— Start Given passage —

PCI Express defines two error reporting paradigms: the baseline capability and the Advanced Error Reporting capability. The baseline capability is required of all PCI Express components providing a minimum defined set of error reporting requirements.

Advanced Error Reporting capability is implemented with a PCI Express advanced error reporting extended capability structure providing more robust error reporting.

The PCI Express AER driver provides the infrastructure to support PCI Express Advanced Error Reporting capability. The PCI Express AER driver provides three basic functions:

- Gathers the comprehensive error information if errors occurred.
- Reports error to the users.
- Performs error recovery actions.

AER driver only attaches root ports which support PCI-Express AER
capability.

[...]


3.2.2.1 Correctable errors
Correctable errors pose no impacts on the functionality of the interface. The PCI Express protocol can recover without any software intervention or any loss of data. These errors do not require any recovery actions. The AER driver clears the device's correctable error status register accordingly and logs these errors.

3.2.2.2 Non-correctable (non-fatal and fatal) errors
If an error message indicates a non-fatal error, performing link reset at upstream is not required. The AER driver calls error_detected(dev, pci_channel_io_normal) to all drivers associated within a hierarchy in question.

— End Given passage —

◆ Short problem 1: In the PCI Express AER passage, which root ports does the AER driver attach?
◆ Short problem 2: Name all of the basic functions that the PCI Express AER passage says the AER driver provides.
◆ Short problem 3: Write a continuation of the PCI Express AER passage that starts after its final sentence.

— Start Provided records —

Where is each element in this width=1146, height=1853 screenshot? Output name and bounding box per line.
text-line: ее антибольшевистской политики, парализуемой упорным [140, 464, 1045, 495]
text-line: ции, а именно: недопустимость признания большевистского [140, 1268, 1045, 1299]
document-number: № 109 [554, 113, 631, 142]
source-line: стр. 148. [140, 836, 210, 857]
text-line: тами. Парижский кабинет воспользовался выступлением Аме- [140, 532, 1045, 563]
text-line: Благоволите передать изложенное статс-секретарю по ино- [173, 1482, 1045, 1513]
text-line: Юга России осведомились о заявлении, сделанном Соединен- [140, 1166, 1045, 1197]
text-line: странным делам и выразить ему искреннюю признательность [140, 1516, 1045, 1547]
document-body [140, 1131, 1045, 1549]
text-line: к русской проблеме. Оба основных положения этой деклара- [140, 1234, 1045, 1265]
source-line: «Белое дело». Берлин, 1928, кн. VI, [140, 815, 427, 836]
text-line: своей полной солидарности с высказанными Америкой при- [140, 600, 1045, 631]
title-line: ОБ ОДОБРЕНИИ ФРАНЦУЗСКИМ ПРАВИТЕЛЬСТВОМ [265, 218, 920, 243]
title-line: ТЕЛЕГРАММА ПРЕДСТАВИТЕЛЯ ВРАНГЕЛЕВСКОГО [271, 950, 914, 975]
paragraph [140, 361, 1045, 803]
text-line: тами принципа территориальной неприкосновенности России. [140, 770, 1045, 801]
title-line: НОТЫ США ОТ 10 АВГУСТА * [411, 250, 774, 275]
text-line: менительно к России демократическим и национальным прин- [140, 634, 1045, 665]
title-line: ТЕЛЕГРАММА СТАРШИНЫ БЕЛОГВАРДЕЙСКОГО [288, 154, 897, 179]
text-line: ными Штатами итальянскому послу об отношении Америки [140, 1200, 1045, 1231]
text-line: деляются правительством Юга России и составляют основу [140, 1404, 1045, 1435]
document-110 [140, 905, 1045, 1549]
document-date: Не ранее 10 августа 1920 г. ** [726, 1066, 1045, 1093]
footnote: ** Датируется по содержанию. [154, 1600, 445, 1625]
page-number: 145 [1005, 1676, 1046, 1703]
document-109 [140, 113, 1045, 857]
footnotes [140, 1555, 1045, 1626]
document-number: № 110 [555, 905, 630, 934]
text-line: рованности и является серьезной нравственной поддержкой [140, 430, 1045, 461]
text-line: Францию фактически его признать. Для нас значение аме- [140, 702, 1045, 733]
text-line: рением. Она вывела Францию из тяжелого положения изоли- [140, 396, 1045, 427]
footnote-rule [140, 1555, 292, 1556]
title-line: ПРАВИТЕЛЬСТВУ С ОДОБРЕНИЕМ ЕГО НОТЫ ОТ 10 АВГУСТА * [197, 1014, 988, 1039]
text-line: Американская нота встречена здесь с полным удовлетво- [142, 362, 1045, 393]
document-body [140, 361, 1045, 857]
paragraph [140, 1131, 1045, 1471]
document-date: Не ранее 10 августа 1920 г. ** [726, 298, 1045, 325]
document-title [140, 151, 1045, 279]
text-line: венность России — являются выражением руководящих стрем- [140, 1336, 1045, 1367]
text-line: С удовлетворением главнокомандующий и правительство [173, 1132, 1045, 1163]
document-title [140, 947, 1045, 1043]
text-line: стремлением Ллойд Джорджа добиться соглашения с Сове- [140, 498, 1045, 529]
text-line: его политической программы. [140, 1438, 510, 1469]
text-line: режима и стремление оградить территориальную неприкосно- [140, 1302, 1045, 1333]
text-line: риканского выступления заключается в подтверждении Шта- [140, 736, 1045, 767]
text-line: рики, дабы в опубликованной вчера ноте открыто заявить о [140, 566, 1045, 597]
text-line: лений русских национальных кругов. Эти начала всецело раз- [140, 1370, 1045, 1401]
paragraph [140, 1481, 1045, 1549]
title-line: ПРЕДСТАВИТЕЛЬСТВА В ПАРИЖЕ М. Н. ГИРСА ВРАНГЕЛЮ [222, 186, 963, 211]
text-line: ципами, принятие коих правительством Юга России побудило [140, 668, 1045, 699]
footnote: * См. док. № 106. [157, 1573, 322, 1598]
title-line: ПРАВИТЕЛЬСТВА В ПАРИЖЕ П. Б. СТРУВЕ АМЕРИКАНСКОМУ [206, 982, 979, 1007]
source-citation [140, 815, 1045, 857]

— End Provided records —

◆ Right answer 1: Only root ports that support PCI Express AER capability.

◆ Right answer 2:
- Gathers comprehensive error information if errors occurred.
- Reports errors to the users.
- Performs error recovery actions.

◆ Right answer 3:
For example, EndPoint<==>DownstreamPort B<==>UpstreamPort A<==>RootPort.
If Upstream port A captures an AER error, the hierarchy consists of Downstream port B and EndPoint.

A driver may return PCI_ERS_RESULT_CAN_RECOVER, PCI_ERS_RESULT_DISCONNECT, or PCI_ERS_RESULT_NEED_RESET, depending on whether it can recover or the AER driver calls mmio_enabled as next.

If an error message indicates a fatal error, kernel will broadcast error_detected(dev, pci_channel_io_frozen) to all drivers within a hierarchy in question. Then, performing link reset at upstream is necessary.

As different kinds of devices might use different approaches to reset link, AER port service driver is required to provide the function to reset link. Firstly, kernel looks for if the upstream component has an aer driver. If it has, kernel uses the reset_link callback of the aer driver.

If the upstream component has no aer driver and the port is downstream port, we will use the aer driver of the root port who reports the AER error. As for upstream ports, they should provide their own aer service drivers with reset_link function.

If error_detected returns PCI_ERS_RESULT_CAN_RECOVER and reset_link returns PCI_ERS_RESULT_RECOVERED, the error handling goes to mmio_enabled.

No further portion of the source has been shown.